— START —
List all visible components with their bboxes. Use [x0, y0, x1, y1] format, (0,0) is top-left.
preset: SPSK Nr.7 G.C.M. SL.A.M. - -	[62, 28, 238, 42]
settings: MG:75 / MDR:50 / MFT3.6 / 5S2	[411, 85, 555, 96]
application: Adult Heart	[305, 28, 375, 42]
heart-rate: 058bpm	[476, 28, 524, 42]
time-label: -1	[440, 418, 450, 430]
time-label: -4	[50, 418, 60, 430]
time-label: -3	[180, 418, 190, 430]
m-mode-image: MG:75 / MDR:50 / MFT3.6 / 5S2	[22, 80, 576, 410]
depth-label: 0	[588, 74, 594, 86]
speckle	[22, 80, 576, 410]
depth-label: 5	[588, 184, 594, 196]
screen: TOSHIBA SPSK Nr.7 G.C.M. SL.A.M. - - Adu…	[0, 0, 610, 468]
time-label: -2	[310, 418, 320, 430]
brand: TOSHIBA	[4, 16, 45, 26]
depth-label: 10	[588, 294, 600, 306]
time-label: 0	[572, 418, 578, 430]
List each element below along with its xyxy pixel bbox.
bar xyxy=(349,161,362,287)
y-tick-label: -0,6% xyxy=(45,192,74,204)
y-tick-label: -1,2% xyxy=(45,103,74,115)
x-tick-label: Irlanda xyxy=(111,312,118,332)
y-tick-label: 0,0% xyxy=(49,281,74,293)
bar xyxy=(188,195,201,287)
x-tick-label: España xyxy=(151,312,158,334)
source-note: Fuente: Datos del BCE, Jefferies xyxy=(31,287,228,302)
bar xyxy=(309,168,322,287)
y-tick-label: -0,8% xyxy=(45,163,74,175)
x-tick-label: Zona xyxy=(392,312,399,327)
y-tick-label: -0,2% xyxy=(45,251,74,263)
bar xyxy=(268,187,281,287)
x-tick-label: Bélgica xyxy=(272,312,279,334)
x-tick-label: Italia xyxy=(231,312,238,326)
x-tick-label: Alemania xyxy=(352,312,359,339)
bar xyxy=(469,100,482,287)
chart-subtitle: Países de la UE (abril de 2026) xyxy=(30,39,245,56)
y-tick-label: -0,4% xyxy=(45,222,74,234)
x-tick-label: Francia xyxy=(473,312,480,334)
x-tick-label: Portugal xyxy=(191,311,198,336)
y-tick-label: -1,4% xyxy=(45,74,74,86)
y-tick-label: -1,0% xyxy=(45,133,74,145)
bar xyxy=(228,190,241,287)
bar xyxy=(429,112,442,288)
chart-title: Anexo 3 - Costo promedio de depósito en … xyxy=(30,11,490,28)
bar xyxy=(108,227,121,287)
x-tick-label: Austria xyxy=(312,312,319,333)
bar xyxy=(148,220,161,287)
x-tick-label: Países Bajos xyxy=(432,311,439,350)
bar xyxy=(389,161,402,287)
— END —
— START —
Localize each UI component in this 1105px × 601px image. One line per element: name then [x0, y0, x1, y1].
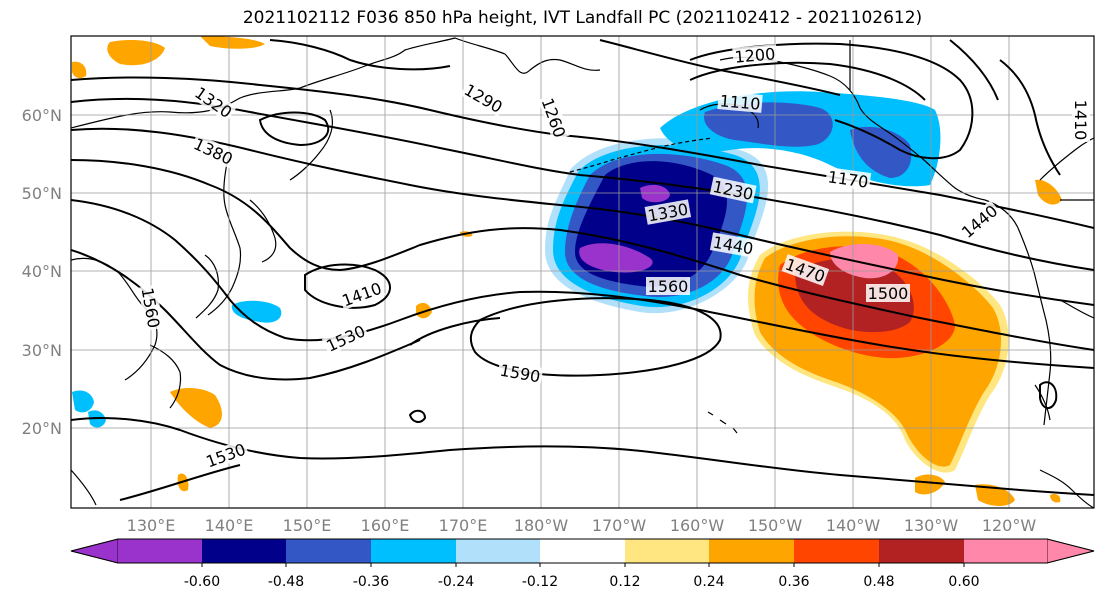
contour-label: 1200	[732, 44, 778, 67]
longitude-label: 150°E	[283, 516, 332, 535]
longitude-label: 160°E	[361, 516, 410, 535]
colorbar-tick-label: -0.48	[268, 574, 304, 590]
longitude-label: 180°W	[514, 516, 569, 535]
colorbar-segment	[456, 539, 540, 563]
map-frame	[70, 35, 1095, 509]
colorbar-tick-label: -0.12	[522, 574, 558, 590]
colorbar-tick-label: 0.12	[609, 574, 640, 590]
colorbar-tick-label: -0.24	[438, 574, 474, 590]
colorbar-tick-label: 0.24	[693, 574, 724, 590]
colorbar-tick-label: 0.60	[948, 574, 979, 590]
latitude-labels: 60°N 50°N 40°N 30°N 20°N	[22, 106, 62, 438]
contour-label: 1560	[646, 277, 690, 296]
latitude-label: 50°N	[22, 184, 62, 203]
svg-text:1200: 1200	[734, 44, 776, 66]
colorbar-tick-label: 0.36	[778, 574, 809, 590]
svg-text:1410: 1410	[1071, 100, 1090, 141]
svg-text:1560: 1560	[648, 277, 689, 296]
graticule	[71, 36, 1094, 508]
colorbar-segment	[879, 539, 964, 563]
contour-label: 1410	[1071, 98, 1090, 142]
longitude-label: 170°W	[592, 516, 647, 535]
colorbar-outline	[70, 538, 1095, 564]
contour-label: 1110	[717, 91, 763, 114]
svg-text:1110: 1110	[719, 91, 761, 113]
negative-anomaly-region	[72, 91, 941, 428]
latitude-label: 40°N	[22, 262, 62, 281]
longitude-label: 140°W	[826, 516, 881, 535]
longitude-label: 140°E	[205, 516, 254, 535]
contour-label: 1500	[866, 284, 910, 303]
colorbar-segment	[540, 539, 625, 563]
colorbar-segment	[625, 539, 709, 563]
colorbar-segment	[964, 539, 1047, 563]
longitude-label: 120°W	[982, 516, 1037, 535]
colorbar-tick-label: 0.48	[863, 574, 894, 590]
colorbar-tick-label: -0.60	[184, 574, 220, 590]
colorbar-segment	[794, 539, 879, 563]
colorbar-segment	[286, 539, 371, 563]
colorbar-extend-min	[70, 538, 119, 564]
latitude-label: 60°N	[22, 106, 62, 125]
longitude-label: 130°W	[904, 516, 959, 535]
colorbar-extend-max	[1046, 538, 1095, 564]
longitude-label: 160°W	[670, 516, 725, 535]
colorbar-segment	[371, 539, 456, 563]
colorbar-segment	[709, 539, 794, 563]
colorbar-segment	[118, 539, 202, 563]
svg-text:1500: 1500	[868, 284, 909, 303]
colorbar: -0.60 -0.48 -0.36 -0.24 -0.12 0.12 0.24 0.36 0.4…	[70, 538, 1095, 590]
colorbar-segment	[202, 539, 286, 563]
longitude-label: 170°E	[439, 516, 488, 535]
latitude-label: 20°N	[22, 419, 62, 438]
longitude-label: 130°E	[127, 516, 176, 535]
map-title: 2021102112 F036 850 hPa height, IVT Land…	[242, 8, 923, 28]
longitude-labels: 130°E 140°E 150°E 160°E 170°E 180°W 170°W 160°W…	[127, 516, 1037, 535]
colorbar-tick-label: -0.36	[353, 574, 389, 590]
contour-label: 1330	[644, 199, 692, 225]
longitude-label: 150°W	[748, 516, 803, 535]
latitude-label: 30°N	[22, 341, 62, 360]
— END —
Rewrite the entries, starting at the line containing "List all visible" and ending at the line containing "x-tick-label: Italia xyxy=(231,312,238,326)", with "depth-label" replaced by "depth-marker" and everything else left unchanged.

List all visible components with their bboxes. Use [x0, y0, x1, y1] format, (0,0) is top-left.
preset: SPSK Nr.7 G.C.M. SL.A.M. - -	[62, 28, 238, 42]
settings: MG:75 / MDR:50 / MFT3.6 / 5S2	[411, 85, 555, 96]
application: Adult Heart	[305, 28, 375, 42]
heart-rate: 058bpm	[476, 28, 524, 42]
time-label: -1	[440, 418, 450, 430]
time-label: -4	[50, 418, 60, 430]
time-label: -3	[180, 418, 190, 430]
m-mode-image: MG:75 / MDR:50 / MFT3.6 / 5S2	[22, 80, 576, 410]
depth-marker: 0	[588, 74, 594, 86]
speckle	[22, 80, 576, 410]
depth-marker: 5	[588, 184, 594, 196]
screen: TOSHIBA SPSK Nr.7 G.C.M. SL.A.M. - - Adu…	[0, 0, 610, 468]
time-label: -2	[310, 418, 320, 430]
brand: TOSHIBA	[4, 16, 45, 26]
depth-marker: 10	[588, 294, 600, 306]
time-label: 0	[572, 418, 578, 430]
List each element below along with its xyxy pixel bbox.
bar xyxy=(349,161,362,287)
y-tick-label: -0,6% xyxy=(45,192,74,204)
y-tick-label: -1,2% xyxy=(45,103,74,115)
x-tick-label: Irlanda xyxy=(111,312,118,332)
y-tick-label: 0,0% xyxy=(49,281,74,293)
bar xyxy=(188,195,201,287)
x-tick-label: España xyxy=(151,312,158,334)
source-note: Fuente: Datos del BCE, Jefferies xyxy=(31,287,228,302)
bar xyxy=(309,168,322,287)
y-tick-label: -0,8% xyxy=(45,163,74,175)
x-tick-label: Zona xyxy=(392,312,399,327)
y-tick-label: -0,2% xyxy=(45,251,74,263)
bar xyxy=(268,187,281,287)
x-tick-label: Bélgica xyxy=(272,312,279,334)
x-tick-label: Italia xyxy=(231,312,238,326)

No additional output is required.